What to produce: In the Devil's Ditch record, on which side of the bank does the ditch lie?

Document:
Source: Historic England
This record was the subject of a minor enhancement on 17 November 2014. The record has been generated from an "old county number" (OCN) scheduling record. These are monuments that were not reviewed under the Monuments Protection Programme and are some of our oldest designation records.
The monument includes an 865m length of Devil’s Ditch, also known as the Devil’s Dyke, a prehistoric linear boundary surviving as an earthwork and below-ground archaeological remains. It is situated on a south-facing slope near West Stoke.
The earthwork is denoted by a bank, up to 2m high, with a ditch on the north side. The ditch has become in-filled over the years but survives as a buried feature. The bank runs 660m south-east from Lye Wood, passing beyond Lye Lane, before turning sharp SSW at a right angle and continuing for a further 205m.

Data listing:
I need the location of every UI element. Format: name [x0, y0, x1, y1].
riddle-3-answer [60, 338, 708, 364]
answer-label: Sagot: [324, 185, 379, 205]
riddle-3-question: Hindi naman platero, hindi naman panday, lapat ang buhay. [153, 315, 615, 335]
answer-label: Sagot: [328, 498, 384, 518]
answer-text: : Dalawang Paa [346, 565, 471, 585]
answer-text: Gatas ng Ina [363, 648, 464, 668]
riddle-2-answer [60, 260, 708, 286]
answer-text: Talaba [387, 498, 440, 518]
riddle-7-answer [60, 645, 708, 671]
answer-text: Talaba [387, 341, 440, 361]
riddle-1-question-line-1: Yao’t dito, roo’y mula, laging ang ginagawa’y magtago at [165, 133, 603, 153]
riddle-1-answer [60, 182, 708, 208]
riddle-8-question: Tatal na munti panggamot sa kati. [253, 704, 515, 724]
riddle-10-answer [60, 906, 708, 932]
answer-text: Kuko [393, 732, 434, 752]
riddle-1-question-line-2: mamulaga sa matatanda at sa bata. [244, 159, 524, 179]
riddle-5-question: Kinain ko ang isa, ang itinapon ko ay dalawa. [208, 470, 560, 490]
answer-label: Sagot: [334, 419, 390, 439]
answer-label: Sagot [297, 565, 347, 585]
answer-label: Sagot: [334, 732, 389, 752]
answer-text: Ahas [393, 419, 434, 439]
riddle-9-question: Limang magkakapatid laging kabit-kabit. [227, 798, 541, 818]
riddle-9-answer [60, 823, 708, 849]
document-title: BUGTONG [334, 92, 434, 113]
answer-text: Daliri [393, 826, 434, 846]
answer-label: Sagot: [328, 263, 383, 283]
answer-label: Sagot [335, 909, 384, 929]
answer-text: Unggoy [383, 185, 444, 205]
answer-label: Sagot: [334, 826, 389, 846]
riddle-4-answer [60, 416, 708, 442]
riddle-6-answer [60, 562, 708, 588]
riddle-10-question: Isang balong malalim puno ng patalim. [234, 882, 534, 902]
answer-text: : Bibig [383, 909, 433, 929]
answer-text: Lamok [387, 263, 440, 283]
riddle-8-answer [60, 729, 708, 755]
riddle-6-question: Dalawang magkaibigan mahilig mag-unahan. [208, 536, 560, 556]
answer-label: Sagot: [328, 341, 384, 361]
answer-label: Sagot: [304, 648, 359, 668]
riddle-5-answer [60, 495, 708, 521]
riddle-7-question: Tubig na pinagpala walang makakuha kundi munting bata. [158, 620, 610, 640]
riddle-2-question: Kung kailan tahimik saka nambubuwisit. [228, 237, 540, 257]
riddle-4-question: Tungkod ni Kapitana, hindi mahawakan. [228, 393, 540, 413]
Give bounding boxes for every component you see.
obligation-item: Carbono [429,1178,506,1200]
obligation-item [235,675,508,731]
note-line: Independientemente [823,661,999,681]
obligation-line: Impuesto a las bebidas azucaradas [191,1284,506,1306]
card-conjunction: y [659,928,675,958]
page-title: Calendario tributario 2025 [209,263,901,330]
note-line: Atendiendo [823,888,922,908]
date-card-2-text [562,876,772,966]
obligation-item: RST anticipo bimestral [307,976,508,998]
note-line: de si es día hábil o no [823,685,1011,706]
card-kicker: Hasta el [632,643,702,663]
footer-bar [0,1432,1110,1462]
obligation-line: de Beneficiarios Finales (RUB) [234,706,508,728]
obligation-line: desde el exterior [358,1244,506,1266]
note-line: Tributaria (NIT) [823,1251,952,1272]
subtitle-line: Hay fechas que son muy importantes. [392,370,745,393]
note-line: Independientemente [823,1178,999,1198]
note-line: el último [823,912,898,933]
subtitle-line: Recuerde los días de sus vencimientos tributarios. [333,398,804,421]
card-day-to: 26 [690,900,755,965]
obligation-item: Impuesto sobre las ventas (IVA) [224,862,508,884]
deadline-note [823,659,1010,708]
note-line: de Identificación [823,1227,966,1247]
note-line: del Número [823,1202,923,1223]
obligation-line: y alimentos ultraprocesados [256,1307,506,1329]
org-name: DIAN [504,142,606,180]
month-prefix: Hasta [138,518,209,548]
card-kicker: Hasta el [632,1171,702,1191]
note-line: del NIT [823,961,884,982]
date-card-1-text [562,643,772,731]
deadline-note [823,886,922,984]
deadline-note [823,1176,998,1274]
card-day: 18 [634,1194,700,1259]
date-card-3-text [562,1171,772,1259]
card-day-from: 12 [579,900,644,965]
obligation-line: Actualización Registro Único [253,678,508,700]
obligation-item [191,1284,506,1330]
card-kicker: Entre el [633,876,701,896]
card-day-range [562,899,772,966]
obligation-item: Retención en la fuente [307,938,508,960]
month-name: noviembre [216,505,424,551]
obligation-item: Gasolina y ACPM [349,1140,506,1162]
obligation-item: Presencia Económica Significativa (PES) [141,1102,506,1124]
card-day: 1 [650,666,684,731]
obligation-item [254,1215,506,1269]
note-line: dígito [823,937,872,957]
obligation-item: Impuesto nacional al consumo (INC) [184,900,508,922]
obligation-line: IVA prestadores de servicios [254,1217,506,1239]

Solution: The north side.